### Records provided
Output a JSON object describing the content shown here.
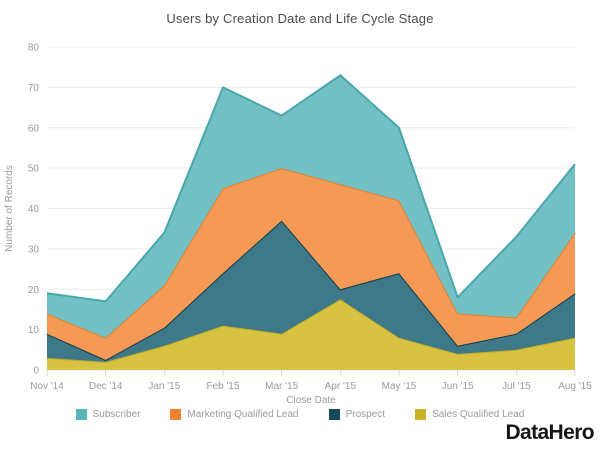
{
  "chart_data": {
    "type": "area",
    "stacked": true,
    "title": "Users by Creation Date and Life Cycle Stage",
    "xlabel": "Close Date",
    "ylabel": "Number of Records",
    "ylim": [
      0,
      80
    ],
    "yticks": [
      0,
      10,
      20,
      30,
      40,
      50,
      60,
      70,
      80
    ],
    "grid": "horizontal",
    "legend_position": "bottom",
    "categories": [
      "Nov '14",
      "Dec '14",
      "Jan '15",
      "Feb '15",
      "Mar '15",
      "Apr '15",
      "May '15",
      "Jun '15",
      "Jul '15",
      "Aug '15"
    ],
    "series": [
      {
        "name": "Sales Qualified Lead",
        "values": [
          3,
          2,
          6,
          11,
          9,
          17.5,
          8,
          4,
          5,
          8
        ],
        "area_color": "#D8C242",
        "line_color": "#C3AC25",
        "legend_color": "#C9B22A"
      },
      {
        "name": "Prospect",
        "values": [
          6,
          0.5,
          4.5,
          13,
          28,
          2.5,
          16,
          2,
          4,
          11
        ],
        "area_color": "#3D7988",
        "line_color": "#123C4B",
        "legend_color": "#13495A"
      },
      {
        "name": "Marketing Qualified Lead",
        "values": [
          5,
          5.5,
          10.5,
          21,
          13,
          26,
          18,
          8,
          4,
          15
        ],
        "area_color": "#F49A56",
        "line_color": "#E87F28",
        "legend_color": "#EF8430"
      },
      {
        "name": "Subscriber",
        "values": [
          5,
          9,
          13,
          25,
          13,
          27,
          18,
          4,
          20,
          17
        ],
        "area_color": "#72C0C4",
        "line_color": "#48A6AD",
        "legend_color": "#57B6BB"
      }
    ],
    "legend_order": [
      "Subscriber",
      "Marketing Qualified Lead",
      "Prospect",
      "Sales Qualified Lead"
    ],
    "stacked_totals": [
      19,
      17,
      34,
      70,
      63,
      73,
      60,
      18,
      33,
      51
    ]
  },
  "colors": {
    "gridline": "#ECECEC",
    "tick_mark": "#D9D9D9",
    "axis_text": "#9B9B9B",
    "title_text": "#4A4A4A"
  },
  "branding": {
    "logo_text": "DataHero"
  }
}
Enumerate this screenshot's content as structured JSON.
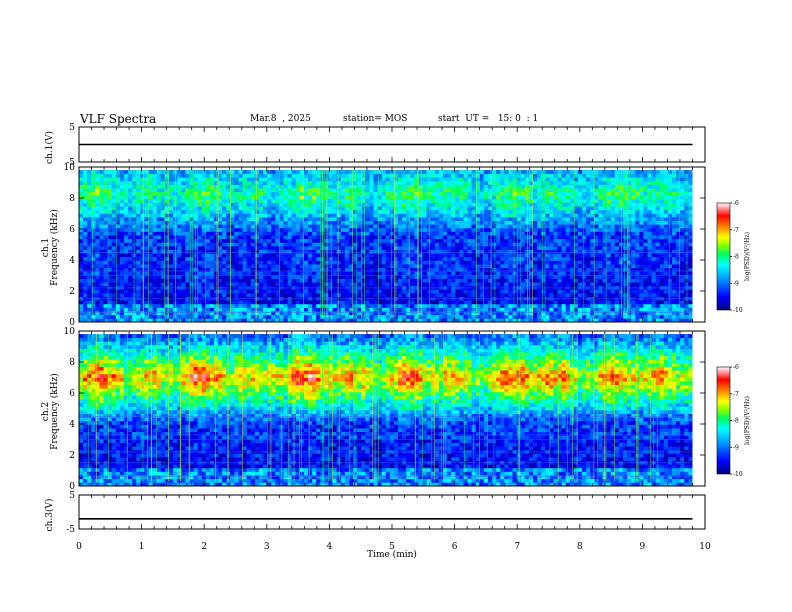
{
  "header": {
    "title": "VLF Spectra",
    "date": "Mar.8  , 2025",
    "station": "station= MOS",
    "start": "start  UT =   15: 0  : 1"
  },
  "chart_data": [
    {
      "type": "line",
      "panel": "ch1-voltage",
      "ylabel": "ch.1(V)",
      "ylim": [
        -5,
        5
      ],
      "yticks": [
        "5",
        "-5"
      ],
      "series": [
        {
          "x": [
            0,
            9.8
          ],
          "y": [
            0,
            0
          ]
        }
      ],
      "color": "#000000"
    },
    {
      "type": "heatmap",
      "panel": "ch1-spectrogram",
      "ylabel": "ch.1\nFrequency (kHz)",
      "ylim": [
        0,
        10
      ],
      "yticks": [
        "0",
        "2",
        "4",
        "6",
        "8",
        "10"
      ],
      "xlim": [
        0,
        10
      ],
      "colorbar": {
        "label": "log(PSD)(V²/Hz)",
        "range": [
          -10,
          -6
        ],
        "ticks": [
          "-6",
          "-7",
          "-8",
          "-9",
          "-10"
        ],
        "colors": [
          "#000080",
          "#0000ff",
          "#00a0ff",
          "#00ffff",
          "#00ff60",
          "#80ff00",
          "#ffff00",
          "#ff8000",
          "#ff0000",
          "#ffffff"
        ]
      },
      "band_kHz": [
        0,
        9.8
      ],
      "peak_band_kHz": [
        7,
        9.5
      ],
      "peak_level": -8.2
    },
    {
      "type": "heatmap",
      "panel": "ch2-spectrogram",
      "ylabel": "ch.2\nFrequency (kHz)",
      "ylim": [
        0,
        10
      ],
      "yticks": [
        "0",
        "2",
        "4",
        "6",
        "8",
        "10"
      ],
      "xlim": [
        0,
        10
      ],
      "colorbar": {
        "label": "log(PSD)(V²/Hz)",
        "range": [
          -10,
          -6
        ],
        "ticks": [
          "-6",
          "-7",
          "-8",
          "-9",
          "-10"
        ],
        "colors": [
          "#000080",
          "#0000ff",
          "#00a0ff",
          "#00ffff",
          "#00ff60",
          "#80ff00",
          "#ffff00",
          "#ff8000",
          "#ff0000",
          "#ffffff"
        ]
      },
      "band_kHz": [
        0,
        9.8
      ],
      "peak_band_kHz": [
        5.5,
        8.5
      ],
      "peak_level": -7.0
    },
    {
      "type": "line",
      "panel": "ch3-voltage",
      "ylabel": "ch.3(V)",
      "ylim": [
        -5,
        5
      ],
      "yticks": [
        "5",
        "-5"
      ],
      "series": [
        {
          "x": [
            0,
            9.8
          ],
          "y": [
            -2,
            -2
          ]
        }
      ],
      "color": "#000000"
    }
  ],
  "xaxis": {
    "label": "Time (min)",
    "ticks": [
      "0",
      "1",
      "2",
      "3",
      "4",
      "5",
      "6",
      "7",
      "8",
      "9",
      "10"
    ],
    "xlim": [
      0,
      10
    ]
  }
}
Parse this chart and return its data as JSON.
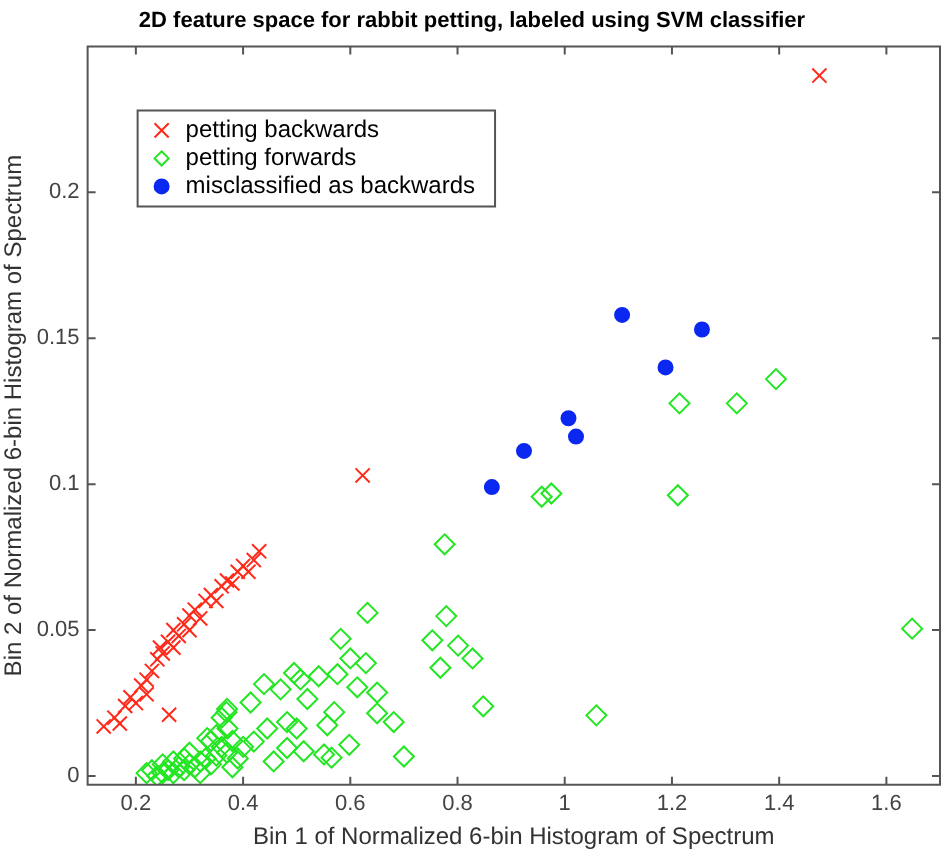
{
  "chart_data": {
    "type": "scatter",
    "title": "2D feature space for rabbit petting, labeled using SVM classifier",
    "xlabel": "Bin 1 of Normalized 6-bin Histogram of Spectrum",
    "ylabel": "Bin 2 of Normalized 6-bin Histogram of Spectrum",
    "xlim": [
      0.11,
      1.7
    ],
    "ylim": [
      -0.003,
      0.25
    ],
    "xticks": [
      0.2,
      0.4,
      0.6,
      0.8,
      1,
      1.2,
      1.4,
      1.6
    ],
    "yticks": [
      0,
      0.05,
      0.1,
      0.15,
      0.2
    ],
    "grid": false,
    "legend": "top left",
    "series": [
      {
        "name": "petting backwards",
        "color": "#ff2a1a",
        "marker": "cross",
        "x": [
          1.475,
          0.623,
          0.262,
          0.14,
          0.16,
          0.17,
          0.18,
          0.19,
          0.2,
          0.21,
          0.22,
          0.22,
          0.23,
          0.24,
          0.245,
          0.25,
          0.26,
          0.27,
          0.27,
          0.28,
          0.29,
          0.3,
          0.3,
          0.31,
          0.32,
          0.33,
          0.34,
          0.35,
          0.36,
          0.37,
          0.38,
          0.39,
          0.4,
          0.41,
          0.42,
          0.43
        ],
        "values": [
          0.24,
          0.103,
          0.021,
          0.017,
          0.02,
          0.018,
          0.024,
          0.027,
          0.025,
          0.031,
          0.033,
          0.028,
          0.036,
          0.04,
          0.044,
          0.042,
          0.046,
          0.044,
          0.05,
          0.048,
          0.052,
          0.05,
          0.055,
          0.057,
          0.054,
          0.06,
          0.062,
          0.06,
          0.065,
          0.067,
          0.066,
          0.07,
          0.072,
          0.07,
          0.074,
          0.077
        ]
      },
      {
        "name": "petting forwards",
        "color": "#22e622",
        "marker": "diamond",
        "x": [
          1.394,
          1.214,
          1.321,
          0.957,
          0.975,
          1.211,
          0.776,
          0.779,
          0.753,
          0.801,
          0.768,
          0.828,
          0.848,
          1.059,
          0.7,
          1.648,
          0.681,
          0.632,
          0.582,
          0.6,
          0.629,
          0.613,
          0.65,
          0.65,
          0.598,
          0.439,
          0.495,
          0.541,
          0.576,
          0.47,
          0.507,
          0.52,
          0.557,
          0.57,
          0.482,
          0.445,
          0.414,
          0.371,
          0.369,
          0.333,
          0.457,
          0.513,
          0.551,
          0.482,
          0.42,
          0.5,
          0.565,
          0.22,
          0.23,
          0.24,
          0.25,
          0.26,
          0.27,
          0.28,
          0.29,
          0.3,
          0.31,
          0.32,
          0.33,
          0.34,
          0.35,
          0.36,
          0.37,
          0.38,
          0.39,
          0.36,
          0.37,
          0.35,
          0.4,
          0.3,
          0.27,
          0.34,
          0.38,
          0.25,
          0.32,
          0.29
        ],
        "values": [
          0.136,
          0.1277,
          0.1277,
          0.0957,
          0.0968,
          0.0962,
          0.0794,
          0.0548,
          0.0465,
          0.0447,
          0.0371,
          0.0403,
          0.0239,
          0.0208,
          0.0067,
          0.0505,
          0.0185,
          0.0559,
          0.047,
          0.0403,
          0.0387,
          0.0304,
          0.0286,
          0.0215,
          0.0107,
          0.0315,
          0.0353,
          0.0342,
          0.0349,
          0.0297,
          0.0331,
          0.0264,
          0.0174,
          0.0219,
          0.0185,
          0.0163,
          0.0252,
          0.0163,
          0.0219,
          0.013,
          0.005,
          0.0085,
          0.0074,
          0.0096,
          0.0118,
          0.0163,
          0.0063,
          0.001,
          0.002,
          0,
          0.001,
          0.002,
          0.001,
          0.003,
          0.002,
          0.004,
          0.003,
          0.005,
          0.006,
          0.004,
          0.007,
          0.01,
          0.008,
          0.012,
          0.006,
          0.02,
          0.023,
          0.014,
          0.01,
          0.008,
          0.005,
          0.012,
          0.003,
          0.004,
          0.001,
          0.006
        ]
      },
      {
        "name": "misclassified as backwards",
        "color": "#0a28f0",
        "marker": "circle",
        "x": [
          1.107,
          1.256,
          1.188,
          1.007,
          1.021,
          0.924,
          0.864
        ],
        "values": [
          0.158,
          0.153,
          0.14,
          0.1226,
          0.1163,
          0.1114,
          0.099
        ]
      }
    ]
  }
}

### Problem description
Establish how many lines of the records contain the string "Sales" and state that number without elaboration.

### Task response
2